Copy the records below exactly as they appear.

***** Records provided *****

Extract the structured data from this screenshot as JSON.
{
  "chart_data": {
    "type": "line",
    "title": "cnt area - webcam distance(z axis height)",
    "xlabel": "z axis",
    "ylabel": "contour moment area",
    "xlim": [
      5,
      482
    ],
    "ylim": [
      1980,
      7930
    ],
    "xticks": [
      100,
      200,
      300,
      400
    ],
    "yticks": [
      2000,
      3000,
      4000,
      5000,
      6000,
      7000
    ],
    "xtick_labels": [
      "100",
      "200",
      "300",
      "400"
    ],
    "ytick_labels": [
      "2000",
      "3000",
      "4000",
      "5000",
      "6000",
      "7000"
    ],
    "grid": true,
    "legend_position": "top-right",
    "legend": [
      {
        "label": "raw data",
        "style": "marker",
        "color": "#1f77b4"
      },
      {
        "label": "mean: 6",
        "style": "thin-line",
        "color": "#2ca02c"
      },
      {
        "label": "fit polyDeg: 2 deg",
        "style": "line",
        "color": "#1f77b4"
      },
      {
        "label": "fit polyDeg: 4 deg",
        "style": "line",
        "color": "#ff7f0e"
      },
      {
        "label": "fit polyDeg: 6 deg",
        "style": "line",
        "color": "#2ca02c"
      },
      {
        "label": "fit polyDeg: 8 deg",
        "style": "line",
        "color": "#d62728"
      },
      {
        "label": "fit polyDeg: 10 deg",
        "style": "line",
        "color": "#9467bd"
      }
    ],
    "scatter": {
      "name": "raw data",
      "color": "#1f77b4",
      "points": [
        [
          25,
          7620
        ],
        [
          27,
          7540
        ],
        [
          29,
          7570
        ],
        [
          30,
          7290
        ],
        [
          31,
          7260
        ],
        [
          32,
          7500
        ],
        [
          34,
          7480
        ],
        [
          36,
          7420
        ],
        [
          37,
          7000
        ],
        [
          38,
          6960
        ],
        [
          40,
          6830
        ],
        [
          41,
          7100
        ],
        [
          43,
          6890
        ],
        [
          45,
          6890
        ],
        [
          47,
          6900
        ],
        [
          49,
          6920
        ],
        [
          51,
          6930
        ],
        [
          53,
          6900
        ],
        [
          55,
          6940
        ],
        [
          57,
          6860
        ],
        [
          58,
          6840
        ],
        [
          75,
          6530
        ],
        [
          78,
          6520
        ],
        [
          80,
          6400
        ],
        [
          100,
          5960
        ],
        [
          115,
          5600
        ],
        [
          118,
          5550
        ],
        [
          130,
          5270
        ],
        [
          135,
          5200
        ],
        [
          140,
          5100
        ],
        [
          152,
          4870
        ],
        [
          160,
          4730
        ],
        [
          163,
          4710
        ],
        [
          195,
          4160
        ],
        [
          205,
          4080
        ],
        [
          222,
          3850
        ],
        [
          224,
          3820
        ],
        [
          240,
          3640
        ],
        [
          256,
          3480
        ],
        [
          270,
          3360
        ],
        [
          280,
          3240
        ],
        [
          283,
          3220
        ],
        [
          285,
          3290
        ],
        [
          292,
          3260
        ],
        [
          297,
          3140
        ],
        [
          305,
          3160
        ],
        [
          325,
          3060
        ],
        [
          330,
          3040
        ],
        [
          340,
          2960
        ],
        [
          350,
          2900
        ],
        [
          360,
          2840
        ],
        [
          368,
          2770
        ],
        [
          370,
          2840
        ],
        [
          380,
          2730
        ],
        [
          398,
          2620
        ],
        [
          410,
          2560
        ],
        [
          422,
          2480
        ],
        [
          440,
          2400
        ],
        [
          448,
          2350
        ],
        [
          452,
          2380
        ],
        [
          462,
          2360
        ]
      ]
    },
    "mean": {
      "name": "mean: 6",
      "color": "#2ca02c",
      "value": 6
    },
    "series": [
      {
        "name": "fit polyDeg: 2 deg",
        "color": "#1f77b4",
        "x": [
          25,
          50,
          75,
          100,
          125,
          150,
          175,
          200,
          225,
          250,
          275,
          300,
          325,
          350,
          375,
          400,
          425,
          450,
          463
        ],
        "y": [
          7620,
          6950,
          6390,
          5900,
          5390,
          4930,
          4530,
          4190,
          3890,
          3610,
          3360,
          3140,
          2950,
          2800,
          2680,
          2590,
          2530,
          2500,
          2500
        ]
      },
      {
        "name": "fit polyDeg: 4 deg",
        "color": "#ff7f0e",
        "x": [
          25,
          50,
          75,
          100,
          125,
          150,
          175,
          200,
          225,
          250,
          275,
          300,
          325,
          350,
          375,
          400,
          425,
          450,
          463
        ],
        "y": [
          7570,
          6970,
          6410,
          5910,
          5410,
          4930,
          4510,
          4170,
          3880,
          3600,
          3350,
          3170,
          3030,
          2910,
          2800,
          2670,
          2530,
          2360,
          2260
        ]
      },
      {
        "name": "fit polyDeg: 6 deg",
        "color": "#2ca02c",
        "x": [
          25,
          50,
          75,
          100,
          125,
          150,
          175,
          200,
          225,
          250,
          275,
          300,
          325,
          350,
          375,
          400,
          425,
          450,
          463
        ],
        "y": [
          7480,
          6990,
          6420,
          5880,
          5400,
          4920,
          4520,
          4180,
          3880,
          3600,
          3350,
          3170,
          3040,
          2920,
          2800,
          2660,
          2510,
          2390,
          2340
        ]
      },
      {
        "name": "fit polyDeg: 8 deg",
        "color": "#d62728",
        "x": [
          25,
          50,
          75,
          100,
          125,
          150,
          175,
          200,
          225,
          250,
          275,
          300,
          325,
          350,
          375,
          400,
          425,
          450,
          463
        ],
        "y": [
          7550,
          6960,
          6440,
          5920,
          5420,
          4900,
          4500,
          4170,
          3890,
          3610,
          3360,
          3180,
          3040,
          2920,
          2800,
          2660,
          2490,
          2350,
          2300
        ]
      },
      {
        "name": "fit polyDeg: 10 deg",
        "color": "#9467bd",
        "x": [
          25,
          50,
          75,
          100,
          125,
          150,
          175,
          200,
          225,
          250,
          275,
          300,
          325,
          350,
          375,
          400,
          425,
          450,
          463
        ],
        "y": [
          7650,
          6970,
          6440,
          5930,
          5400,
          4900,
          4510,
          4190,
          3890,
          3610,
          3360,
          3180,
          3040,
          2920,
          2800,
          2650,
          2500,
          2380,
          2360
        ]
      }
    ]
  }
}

*****

The answer |
Extract the structured data from this screenshot as JSON.
{
  "chart_data": {
    "type": "line",
    "title": "cnt area - webcam distance(z axis height)",
    "xlabel": "z axis",
    "ylabel": "contour moment area",
    "xlim": [
      5,
      482
    ],
    "ylim": [
      1980,
      7930
    ],
    "xticks": [
      100,
      200,
      300,
      400
    ],
    "yticks": [
      2000,
      3000,
      4000,
      5000,
      6000,
      7000
    ],
    "xtick_labels": [
      "100",
      "200",
      "300",
      "400"
    ],
    "ytick_labels": [
      "2000",
      "3000",
      "4000",
      "5000",
      "6000",
      "7000"
    ],
    "grid": true,
    "legend_position": "top-right",
    "legend": [
      {
        "label": "raw data",
        "style": "marker",
        "color": "#1f77b4"
      },
      {
        "label": "mean: 6",
        "style": "thin-line",
        "color": "#2ca02c"
      },
      {
        "label": "fit polyDeg: 2 deg",
        "style": "line",
        "color": "#1f77b4"
      },
      {
        "label": "fit polyDeg: 4 deg",
        "style": "line",
        "color": "#ff7f0e"
      },
      {
        "label": "fit polyDeg: 6 deg",
        "style": "line",
        "color": "#2ca02c"
      },
      {
        "label": "fit polyDeg: 8 deg",
        "style": "line",
        "color": "#d62728"
      },
      {
        "label": "fit polyDeg: 10 deg",
        "style": "line",
        "color": "#9467bd"
      }
    ],
    "scatter": {
      "name": "raw data",
      "color": "#1f77b4",
      "points": [
        [
          25,
          7620
        ],
        [
          27,
          7540
        ],
        [
          29,
          7570
        ],
        [
          30,
          7290
        ],
        [
          31,
          7260
        ],
        [
          32,
          7500
        ],
        [
          34,
          7480
        ],
        [
          36,
          7420
        ],
        [
          37,
          7000
        ],
        [
          38,
          6960
        ],
        [
          40,
          6830
        ],
        [
          41,
          7100
        ],
        [
          43,
          6890
        ],
        [
          45,
          6890
        ],
        [
          47,
          6900
        ],
        [
          49,
          6920
        ],
        [
          51,
          6930
        ],
        [
          53,
          6900
        ],
        [
          55,
          6940
        ],
        [
          57,
          6860
        ],
        [
          58,
          6840
        ],
        [
          75,
          6530
        ],
        [
          78,
          6520
        ],
        [
          80,
          6400
        ],
        [
          100,
          5960
        ],
        [
          115,
          5600
        ],
        [
          118,
          5550
        ],
        [
          130,
          5270
        ],
        [
          135,
          5200
        ],
        [
          140,
          5100
        ],
        [
          152,
          4870
        ],
        [
          160,
          4730
        ],
        [
          163,
          4710
        ],
        [
          195,
          4160
        ],
        [
          205,
          4080
        ],
        [
          222,
          3850
        ],
        [
          224,
          3820
        ],
        [
          240,
          3640
        ],
        [
          256,
          3480
        ],
        [
          270,
          3360
        ],
        [
          280,
          3240
        ],
        [
          283,
          3220
        ],
        [
          285,
          3290
        ],
        [
          292,
          3260
        ],
        [
          297,
          3140
        ],
        [
          305,
          3160
        ],
        [
          325,
          3060
        ],
        [
          330,
          3040
        ],
        [
          340,
          2960
        ],
        [
          350,
          2900
        ],
        [
          360,
          2840
        ],
        [
          368,
          2770
        ],
        [
          370,
          2840
        ],
        [
          380,
          2730
        ],
        [
          398,
          2620
        ],
        [
          410,
          2560
        ],
        [
          422,
          2480
        ],
        [
          440,
          2400
        ],
        [
          448,
          2350
        ],
        [
          452,
          2380
        ],
        [
          462,
          2360
        ]
      ]
    },
    "mean": {
      "name": "mean: 6",
      "color": "#2ca02c",
      "value": 6
    },
    "series": [
      {
        "name": "fit polyDeg: 2 deg",
        "color": "#1f77b4",
        "x": [
          25,
          50,
          75,
          100,
          125,
          150,
          175,
          200,
          225,
          250,
          275,
          300,
          325,
          350,
          375,
          400,
          425,
          450,
          463
        ],
        "y": [
          7620,
          6950,
          6390,
          5900,
          5390,
          4930,
          4530,
          4190,
          3890,
          3610,
          3360,
          3140,
          2950,
          2800,
          2680,
          2590,
          2530,
          2500,
          2500
        ]
      },
      {
        "name": "fit polyDeg: 4 deg",
        "color": "#ff7f0e",
        "x": [
          25,
          50,
          75,
          100,
          125,
          150,
          175,
          200,
          225,
          250,
          275,
          300,
          325,
          350,
          375,
          400,
          425,
          450,
          463
        ],
        "y": [
          7570,
          6970,
          6410,
          5910,
          5410,
          4930,
          4510,
          4170,
          3880,
          3600,
          3350,
          3170,
          3030,
          2910,
          2800,
          2670,
          2530,
          2360,
          2260
        ]
      },
      {
        "name": "fit polyDeg: 6 deg",
        "color": "#2ca02c",
        "x": [
          25,
          50,
          75,
          100,
          125,
          150,
          175,
          200,
          225,
          250,
          275,
          300,
          325,
          350,
          375,
          400,
          425,
          450,
          463
        ],
        "y": [
          7480,
          6990,
          6420,
          5880,
          5400,
          4920,
          4520,
          4180,
          3880,
          3600,
          3350,
          3170,
          3040,
          2920,
          2800,
          2660,
          2510,
          2390,
          2340
        ]
      },
      {
        "name": "fit polyDeg: 8 deg",
        "color": "#d62728",
        "x": [
          25,
          50,
          75,
          100,
          125,
          150,
          175,
          200,
          225,
          250,
          275,
          300,
          325,
          350,
          375,
          400,
          425,
          450,
          463
        ],
        "y": [
          7550,
          6960,
          6440,
          5920,
          5420,
          4900,
          4500,
          4170,
          3890,
          3610,
          3360,
          3180,
          3040,
          2920,
          2800,
          2660,
          2490,
          2350,
          2300
        ]
      },
      {
        "name": "fit polyDeg: 10 deg",
        "color": "#9467bd",
        "x": [
          25,
          50,
          75,
          100,
          125,
          150,
          175,
          200,
          225,
          250,
          275,
          300,
          325,
          350,
          375,
          400,
          425,
          450,
          463
        ],
        "y": [
          7650,
          6970,
          6440,
          5930,
          5400,
          4900,
          4510,
          4190,
          3890,
          3610,
          3360,
          3180,
          3040,
          2920,
          2800,
          2650,
          2500,
          2380,
          2360
        ]
      }
    ]
  }
}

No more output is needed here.